■ **What is needed**: Extract every line that contains the string "JSON".
--- Start Entries ---
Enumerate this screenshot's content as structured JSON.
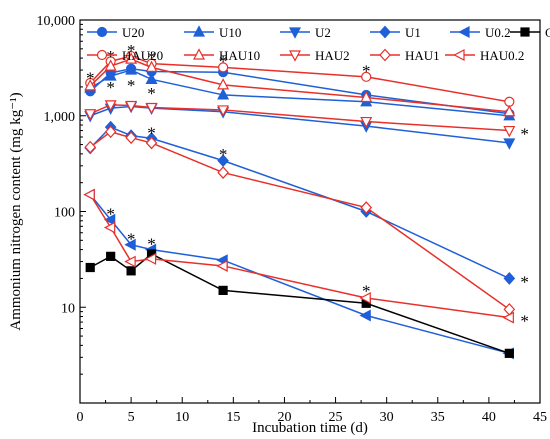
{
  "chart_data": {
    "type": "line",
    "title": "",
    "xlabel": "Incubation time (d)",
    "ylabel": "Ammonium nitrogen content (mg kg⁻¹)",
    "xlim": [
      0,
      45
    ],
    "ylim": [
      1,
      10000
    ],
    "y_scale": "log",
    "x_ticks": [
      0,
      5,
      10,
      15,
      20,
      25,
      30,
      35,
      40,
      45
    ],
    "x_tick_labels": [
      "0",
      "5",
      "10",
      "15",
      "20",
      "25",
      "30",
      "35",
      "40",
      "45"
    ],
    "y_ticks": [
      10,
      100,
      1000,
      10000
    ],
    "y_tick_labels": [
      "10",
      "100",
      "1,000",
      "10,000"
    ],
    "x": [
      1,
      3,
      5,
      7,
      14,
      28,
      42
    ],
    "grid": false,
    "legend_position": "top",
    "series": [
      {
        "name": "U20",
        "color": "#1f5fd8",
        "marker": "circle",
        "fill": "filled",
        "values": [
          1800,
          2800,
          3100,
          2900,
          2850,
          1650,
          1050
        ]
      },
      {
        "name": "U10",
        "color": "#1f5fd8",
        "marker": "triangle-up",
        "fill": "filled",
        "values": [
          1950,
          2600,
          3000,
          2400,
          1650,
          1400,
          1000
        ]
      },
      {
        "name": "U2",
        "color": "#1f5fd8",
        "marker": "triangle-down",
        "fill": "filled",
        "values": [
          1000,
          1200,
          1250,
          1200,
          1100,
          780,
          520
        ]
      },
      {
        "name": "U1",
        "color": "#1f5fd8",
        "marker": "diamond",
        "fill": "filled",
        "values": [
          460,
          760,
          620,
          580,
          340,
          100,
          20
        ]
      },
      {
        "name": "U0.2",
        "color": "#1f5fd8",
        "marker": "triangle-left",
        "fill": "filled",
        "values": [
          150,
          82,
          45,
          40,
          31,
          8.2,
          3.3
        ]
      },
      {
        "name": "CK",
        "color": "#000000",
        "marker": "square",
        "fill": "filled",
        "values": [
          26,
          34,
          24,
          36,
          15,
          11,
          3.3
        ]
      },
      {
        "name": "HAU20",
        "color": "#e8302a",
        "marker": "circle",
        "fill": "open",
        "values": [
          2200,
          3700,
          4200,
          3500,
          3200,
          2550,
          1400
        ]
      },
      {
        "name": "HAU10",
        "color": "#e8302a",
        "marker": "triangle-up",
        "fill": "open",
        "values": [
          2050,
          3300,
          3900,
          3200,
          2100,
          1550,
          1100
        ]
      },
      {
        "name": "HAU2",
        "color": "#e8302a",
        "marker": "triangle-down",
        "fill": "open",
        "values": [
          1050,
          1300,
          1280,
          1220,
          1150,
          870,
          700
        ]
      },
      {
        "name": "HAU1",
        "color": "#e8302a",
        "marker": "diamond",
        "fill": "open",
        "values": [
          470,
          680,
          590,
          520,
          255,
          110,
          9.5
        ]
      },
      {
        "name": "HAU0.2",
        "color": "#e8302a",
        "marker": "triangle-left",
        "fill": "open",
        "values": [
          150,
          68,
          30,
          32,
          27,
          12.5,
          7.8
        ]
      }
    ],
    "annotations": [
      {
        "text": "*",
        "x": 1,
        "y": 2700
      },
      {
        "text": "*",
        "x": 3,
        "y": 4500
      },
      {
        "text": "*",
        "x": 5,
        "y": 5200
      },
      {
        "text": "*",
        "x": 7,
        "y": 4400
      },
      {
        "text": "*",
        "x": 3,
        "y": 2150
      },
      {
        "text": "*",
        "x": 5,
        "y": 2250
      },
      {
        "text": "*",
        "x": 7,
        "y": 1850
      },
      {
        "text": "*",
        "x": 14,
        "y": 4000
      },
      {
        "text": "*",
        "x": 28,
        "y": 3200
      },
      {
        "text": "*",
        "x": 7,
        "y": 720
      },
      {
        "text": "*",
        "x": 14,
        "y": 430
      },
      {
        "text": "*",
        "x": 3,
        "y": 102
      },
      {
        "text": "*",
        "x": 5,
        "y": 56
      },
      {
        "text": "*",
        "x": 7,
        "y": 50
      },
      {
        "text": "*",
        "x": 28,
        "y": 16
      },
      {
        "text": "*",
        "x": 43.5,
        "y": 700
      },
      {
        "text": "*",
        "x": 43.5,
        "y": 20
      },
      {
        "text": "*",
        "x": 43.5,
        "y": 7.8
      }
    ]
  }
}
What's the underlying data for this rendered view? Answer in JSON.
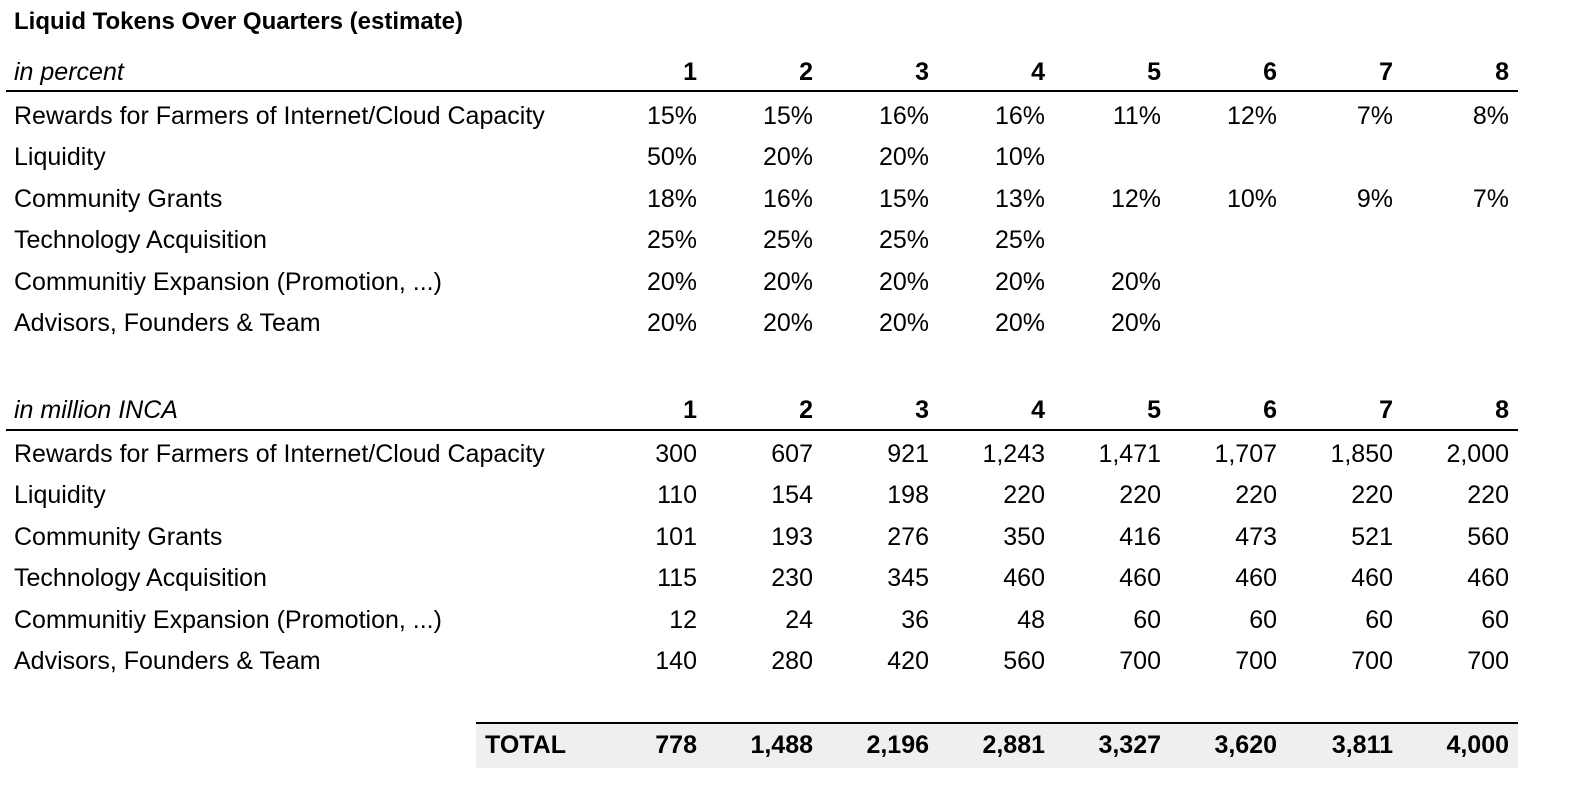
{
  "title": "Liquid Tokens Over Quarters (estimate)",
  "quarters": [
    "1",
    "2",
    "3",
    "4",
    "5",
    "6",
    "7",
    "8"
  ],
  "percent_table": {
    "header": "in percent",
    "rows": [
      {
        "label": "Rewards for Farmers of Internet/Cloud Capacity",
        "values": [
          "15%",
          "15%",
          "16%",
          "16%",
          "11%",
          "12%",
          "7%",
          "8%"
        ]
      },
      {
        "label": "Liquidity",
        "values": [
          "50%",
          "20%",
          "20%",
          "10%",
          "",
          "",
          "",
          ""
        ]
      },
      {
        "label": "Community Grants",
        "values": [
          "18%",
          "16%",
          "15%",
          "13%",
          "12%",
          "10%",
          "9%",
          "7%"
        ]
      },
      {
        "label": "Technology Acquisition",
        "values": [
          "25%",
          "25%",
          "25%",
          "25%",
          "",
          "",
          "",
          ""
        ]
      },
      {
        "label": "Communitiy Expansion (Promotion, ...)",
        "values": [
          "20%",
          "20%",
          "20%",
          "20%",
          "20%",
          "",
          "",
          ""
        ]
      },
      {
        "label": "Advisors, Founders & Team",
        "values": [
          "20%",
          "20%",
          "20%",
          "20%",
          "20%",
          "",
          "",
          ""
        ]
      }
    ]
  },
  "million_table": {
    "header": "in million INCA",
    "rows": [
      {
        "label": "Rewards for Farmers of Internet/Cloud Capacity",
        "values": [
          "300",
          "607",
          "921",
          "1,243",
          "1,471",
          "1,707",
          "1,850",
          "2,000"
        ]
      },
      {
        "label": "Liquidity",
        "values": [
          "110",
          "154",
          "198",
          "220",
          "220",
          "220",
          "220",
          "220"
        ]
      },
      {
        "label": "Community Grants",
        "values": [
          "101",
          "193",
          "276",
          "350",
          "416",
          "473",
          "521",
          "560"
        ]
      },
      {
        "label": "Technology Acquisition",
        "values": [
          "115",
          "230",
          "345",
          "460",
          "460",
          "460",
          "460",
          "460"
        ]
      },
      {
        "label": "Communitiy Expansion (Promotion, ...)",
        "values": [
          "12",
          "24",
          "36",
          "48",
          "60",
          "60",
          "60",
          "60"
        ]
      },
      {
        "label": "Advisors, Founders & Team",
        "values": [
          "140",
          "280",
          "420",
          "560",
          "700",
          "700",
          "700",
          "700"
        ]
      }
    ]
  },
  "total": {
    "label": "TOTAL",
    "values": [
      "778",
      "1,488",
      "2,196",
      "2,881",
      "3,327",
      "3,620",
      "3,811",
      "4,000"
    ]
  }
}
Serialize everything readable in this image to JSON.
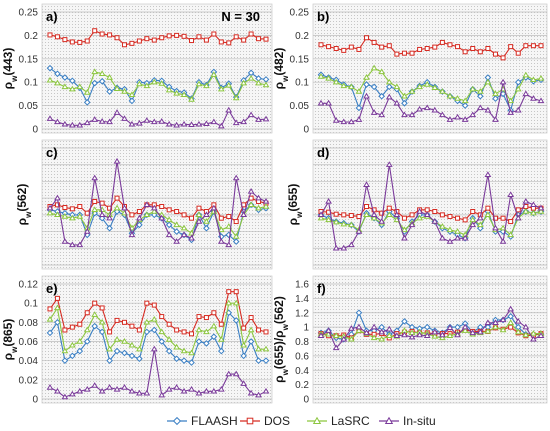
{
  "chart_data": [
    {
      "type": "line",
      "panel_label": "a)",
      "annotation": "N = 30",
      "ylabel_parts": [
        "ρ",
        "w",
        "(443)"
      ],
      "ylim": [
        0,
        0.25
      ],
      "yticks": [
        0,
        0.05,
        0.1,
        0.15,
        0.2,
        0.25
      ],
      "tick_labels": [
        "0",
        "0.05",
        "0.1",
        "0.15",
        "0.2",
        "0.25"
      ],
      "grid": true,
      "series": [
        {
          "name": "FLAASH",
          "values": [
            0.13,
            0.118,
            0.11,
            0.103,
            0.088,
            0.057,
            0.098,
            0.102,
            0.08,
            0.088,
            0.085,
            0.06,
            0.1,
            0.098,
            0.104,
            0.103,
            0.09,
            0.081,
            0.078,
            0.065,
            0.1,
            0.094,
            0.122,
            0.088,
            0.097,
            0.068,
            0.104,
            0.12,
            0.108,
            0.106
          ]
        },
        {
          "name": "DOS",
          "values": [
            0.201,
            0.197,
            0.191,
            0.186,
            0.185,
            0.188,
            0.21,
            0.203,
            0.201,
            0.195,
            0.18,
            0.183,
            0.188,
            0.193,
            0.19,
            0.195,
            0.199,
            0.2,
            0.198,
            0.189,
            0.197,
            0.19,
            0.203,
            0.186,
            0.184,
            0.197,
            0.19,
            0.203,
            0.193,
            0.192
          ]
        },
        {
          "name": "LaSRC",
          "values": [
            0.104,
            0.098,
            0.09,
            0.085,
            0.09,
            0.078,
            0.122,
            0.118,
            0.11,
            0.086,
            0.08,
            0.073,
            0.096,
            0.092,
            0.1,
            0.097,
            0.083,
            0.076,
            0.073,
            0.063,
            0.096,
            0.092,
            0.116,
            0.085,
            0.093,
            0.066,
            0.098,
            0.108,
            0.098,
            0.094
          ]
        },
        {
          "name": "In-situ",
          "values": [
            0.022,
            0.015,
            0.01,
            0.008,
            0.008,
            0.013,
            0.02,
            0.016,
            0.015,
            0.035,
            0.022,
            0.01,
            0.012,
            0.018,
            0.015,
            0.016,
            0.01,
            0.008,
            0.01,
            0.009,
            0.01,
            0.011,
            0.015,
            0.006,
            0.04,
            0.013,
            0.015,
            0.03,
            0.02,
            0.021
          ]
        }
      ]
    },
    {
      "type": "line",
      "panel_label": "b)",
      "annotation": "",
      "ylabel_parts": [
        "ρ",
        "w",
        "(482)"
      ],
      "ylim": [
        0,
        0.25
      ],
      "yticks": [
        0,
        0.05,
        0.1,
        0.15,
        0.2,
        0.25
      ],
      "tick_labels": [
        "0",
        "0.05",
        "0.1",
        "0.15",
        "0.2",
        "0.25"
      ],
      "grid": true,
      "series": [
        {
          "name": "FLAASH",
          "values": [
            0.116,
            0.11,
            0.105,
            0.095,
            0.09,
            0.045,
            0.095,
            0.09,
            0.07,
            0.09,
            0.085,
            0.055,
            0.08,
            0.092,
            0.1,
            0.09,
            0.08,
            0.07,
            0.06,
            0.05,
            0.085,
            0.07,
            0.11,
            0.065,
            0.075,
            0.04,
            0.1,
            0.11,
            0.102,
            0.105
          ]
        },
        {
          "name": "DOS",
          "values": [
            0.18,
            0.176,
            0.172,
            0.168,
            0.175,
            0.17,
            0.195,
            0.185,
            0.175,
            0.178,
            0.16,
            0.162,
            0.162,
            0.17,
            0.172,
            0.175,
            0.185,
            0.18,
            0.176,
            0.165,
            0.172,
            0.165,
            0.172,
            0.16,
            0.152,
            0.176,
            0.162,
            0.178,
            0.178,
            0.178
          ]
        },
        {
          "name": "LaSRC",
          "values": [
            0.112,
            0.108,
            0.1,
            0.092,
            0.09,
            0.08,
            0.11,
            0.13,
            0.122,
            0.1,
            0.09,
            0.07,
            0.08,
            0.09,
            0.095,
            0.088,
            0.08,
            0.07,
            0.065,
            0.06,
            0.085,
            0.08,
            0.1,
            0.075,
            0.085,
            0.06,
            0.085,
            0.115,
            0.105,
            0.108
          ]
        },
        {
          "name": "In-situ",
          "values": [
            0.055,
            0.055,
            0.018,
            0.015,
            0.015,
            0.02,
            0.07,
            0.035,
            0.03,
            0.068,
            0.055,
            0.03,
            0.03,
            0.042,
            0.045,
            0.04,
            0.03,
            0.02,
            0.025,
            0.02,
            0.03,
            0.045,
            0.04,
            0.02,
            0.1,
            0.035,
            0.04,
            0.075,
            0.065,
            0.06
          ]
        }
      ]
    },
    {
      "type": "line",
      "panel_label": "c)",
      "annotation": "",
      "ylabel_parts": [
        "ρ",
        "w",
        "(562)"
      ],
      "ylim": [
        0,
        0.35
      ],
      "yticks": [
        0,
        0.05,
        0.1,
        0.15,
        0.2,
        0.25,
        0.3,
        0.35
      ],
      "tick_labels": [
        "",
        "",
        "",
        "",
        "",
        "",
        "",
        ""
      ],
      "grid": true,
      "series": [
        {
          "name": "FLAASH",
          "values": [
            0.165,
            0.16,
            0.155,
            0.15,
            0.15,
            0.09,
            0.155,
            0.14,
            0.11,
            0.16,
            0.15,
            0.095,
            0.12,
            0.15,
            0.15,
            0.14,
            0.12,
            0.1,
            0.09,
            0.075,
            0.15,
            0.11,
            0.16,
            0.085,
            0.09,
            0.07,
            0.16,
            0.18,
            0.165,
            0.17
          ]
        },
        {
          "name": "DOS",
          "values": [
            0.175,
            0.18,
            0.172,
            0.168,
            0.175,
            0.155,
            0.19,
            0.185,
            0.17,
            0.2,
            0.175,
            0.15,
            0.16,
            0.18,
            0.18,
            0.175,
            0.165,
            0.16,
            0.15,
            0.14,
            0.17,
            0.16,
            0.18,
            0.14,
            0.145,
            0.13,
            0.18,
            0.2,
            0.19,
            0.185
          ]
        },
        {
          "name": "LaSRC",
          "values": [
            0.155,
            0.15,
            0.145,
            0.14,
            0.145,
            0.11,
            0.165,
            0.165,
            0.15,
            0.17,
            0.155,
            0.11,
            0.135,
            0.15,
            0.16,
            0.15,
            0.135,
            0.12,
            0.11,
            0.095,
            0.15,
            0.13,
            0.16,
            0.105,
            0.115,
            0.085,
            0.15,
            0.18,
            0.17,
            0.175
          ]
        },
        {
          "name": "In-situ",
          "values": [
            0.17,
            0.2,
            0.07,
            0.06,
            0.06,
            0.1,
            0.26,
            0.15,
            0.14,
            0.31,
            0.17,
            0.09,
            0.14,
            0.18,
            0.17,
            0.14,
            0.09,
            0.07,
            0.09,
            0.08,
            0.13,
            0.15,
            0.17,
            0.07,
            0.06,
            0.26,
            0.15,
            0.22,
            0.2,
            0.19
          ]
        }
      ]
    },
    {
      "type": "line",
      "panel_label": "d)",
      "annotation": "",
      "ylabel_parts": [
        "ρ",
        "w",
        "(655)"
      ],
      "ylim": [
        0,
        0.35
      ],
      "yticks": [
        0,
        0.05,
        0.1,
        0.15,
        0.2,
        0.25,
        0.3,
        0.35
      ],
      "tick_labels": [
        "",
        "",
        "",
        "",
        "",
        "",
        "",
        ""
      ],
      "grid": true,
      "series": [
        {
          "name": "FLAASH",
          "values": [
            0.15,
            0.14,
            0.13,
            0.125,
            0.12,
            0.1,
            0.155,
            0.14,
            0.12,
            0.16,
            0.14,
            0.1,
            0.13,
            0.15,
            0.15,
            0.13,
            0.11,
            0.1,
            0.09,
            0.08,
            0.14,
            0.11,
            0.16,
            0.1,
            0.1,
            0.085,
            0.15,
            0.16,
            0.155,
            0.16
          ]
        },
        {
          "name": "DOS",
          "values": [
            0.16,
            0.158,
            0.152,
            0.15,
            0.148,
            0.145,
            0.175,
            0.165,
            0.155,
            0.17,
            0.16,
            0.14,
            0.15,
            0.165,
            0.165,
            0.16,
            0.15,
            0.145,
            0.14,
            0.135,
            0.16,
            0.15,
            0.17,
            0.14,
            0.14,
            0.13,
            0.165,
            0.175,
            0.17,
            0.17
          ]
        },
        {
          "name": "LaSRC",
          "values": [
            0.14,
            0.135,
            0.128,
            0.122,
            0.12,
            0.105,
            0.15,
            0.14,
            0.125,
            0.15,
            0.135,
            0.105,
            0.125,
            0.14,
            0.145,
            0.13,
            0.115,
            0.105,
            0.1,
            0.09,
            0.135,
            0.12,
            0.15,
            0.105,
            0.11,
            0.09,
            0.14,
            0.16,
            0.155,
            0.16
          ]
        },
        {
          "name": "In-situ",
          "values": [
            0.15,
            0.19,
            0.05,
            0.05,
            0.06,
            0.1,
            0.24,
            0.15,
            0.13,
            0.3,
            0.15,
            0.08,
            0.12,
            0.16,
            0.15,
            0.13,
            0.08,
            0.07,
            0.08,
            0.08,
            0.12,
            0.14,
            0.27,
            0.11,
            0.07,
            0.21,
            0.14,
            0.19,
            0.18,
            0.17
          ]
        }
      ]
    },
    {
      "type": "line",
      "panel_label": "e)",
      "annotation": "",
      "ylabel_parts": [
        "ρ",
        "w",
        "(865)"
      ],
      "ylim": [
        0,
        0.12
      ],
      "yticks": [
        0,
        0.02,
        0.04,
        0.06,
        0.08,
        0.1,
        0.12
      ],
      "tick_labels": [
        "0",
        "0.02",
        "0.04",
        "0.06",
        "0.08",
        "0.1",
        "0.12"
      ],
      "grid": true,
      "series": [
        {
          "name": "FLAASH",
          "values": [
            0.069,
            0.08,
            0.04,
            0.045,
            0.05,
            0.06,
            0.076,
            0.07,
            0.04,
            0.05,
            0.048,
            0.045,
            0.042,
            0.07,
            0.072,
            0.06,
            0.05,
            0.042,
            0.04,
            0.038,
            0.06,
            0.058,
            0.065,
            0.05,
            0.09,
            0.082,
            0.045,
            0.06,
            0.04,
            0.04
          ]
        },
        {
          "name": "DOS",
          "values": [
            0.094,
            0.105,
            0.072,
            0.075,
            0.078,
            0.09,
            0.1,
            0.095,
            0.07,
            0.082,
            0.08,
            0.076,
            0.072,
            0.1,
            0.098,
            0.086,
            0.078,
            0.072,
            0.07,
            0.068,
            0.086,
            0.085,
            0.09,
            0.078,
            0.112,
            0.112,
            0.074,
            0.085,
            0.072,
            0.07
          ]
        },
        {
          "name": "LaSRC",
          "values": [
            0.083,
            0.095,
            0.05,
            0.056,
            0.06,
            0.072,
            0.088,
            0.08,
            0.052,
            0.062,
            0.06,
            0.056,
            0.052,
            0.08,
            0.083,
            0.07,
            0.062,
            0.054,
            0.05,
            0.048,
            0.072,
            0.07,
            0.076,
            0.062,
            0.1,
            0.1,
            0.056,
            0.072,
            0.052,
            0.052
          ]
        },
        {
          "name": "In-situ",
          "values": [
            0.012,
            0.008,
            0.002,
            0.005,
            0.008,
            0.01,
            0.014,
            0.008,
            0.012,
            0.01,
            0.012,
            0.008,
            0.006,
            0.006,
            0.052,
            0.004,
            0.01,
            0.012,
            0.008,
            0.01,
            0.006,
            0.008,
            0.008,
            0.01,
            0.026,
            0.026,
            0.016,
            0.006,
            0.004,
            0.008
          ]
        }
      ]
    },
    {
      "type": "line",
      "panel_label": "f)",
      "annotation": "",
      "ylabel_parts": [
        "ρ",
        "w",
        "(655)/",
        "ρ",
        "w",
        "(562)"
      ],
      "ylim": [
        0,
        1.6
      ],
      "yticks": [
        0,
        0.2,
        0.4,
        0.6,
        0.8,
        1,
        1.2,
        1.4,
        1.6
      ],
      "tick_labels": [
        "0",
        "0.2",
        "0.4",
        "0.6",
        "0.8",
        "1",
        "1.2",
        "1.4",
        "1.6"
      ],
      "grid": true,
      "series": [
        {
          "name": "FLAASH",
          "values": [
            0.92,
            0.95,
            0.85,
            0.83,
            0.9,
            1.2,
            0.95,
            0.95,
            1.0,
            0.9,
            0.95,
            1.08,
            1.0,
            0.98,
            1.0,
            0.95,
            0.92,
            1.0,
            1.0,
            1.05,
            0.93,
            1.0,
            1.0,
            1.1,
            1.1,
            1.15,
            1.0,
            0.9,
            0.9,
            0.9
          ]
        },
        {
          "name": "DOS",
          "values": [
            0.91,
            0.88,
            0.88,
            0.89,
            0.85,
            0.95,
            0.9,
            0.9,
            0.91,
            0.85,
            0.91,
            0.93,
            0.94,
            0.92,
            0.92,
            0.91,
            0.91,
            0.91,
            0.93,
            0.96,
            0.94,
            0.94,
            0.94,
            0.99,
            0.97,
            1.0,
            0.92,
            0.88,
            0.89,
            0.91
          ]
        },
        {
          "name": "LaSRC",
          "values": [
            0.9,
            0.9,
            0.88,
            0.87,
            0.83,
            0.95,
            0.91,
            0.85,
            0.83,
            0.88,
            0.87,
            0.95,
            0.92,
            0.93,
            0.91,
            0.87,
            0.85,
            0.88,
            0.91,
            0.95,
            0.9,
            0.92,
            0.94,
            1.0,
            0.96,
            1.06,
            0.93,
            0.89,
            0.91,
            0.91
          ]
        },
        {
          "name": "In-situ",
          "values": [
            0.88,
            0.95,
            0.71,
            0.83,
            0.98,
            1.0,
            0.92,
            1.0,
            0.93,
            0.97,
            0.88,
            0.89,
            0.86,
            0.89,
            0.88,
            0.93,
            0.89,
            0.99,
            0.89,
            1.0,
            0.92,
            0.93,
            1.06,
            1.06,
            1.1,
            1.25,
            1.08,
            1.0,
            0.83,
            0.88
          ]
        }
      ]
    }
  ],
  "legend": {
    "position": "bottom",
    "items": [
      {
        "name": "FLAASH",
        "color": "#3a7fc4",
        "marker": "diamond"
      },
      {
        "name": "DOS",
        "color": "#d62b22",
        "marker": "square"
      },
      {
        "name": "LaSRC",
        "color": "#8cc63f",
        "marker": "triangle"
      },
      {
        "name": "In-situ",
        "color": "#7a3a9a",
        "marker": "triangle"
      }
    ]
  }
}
--- End Entries ---
■ **Answer to the problem**:
Enumerate this screenshot's content as structured JSON.
What's the underlying data for this rendered view? Answer in JSON.
Serialize everything readable in this image to JSON.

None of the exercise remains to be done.